Extract the full set of records, then give each one again exactly.

-- Start of Data --

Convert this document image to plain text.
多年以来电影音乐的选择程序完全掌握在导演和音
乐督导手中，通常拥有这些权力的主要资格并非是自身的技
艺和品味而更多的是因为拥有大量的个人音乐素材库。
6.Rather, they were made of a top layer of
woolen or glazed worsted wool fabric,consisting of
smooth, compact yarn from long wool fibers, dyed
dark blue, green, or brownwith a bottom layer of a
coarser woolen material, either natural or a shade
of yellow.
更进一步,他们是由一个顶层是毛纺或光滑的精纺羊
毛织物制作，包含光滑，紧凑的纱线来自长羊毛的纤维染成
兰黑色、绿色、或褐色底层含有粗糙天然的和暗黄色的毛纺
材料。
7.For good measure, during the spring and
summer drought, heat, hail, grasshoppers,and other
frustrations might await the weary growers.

-- End of Data --

**Task response**
Convert this document image to plain text.
多年以来电影音乐的选择程序完全掌握在导演和音
乐督导手中，通常拥有这些权力的主要资格并非是自身的技
艺和品味而更多的是因为拥有大量的个人音乐素材库。
6.Rather, they were made of a top layer of
woolen or glazed worsted wool fabric,consisting of
smooth, compact yarn from long wool fibers, dyed
dark blue, green, or brownwith a bottom layer of a
coarser woolen material, either natural or a shade
of yellow.
更进一步,他们是由一个顶层是毛纺或光滑的精纺羊
毛织物制作，包含光滑，紧凑的纱线来自长羊毛的纤维染成
兰黑色、绿色、或褐色底层含有粗糙天然的和暗黄色的毛纺
材料。
7.For good measure, during the spring and
summer drought, heat, hail, grasshoppers,and other
frustrations might await the weary growers.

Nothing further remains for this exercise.